» **Given request**: Transcribe the records below in full; pictures stay out of the copy.
══ Given information ══
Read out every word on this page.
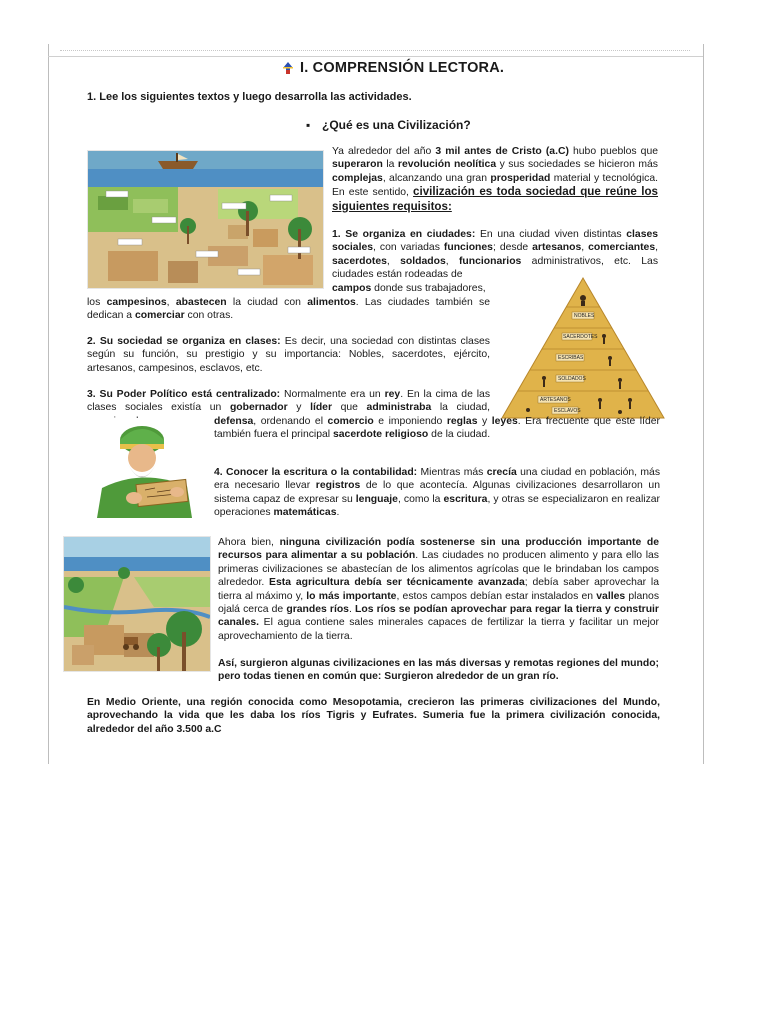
I. COMPRENSIÓN LECTORA.
1. Lee los siguientes textos y luego desarrolla las actividades.
▪ ¿Qué es una Civilización?
Ya alrededor del año 3 mil antes de Cristo (a.C) hubo pueblos que superaron la revolución neolítica y sus sociedades se hicieron más complejas, alcanzando una gran prosperidad material y tecnológica. En este sentido, civilización es toda sociedad que reúne los siguientes requisitos:
1. Se organiza en ciudades: En una ciudad viven distintas clases sociales, con variadas funciones; desde artesanos, comerciantes, sacerdotes, soldados, funcionarios administrativos, etc. Las ciudades están rodeadas de
campos donde sus trabajadores,
los campesinos, abastecen la ciudad con alimentos. Las ciudades también se dedican a comerciar con otras.	NOBLES
SACERDOTES
ESCRIBAS
SOLDADOS
ARTESANOS
ESCLAVOS
2. Su sociedad se organiza en clases: Es decir, una sociedad con distintas clases según su función, su prestigio y su importancia: Nobles, sacerdotes, ejército, artesanos, campesinos, esclavos, etc.
3. Su Poder Político está centralizado: Normalmente era un rey. En la cima de las clases sociales existía un gobernador y líder que administraba la ciudad,
defensa, ordenando el comercio e imponiendo reglas y leyes. Era frecuente que este líder también fuera el principal sacerdote religioso de la ciudad.
4. Conocer la escritura o la contabilidad: Mientras más crecía una ciudad en población, más era necesario llevar registros de lo que acontecía. Algunas civilizaciones desarrollaron un sistema capaz de expresar su lenguaje, como la escritura, y otras se especializaron en realizar operaciones matemáticas.
Ahora bien, ninguna civilización podía sostenerse sin una producción importante de recursos para alimentar a su población. Las ciudades no producen alimento y para ello las primeras civilizaciones se abastecían de los alimentos agrícolas que le brindaban los campos alrededor. Esta agricultura debía ser técnicamente avanzada; debía saber aprovechar la tierra al máximo y, lo más importante, estos campos debían estar instalados en valles planos ojalá cerca de grandes ríos. Los ríos se podían aprovechar para regar la tierra y construir canales. El agua contiene sales minerales capaces de fertilizar la tierra y facilitar un mejor aprovechamiento de la tierra.
Así, surgieron algunas civilizaciones en las más diversas y remotas regiones del mundo; pero todas tienen en común que: Surgieron alrededor de un gran río.
En Medio Oriente, una región conocida como Mesopotamia, crecieron las primeras civilizaciones del Mundo, aprovechando la vida que les daba los ríos Tigris y Eufrates. Sumeria fue la primera civilización conocida, alrededor del año 3.500 a.C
═══
» **Full response**:
Read out every word on this page.
I. COMPRENSIÓN LECTORA.
1. Lee los siguientes textos y luego desarrolla las actividades.
▪ ¿Qué es una Civilización?
Ya alrededor del año 3 mil antes de Cristo (a.C) hubo pueblos que superaron la revolución neolítica y sus sociedades se hicieron más complejas, alcanzando una gran prosperidad material y tecnológica. En este sentido, civilización es toda sociedad que reúne los siguientes requisitos:
1. Se organiza en ciudades: En una ciudad viven distintas clases sociales, con variadas funciones; desde artesanos, comerciantes, sacerdotes, soldados, funcionarios administrativos, etc. Las ciudades están rodeadas de
campos donde sus trabajadores,
los campesinos, abastecen la ciudad con alimentos. Las ciudades también se dedican a comerciar con otras.	NOBLES
SACERDOTES
ESCRIBAS
SOLDADOS
ARTESANOS
ESCLAVOS
2. Su sociedad se organiza en clases: Es decir, una sociedad con distintas clases según su función, su prestigio y su importancia: Nobles, sacerdotes, ejército, artesanos, campesinos, esclavos, etc.
3. Su Poder Político está centralizado: Normalmente era un rey. En la cima de las clases sociales existía un gobernador y líder que administraba la ciudad,
defensa, ordenando el comercio e imponiendo reglas y leyes. Era frecuente que este líder también fuera el principal sacerdote religioso de la ciudad.
4. Conocer la escritura o la contabilidad: Mientras más crecía una ciudad en población, más era necesario llevar registros de lo que acontecía. Algunas civilizaciones desarrollaron un sistema capaz de expresar su lenguaje, como la escritura, y otras se especializaron en realizar operaciones matemáticas.
Ahora bien, ninguna civilización podía sostenerse sin una producción importante de recursos para alimentar a su población. Las ciudades no producen alimento y para ello las primeras civilizaciones se abastecían de los alimentos agrícolas que le brindaban los campos alrededor. Esta agricultura debía ser técnicamente avanzada; debía saber aprovechar la tierra al máximo y, lo más importante, estos campos debían estar instalados en valles planos ojalá cerca de grandes ríos. Los ríos se podían aprovechar para regar la tierra y construir canales. El agua contiene sales minerales capaces de fertilizar la tierra y facilitar un mejor aprovechamiento de la tierra.
Así, surgieron algunas civilizaciones en las más diversas y remotas regiones del mundo; pero todas tienen en común que: Surgieron alrededor de un gran río.
En Medio Oriente, una región conocida como Mesopotamia, crecieron las primeras civilizaciones del Mundo, aprovechando la vida que les daba los ríos Tigris y Eufrates. Sumeria fue la primera civilización conocida, alrededor del año 3.500 a.C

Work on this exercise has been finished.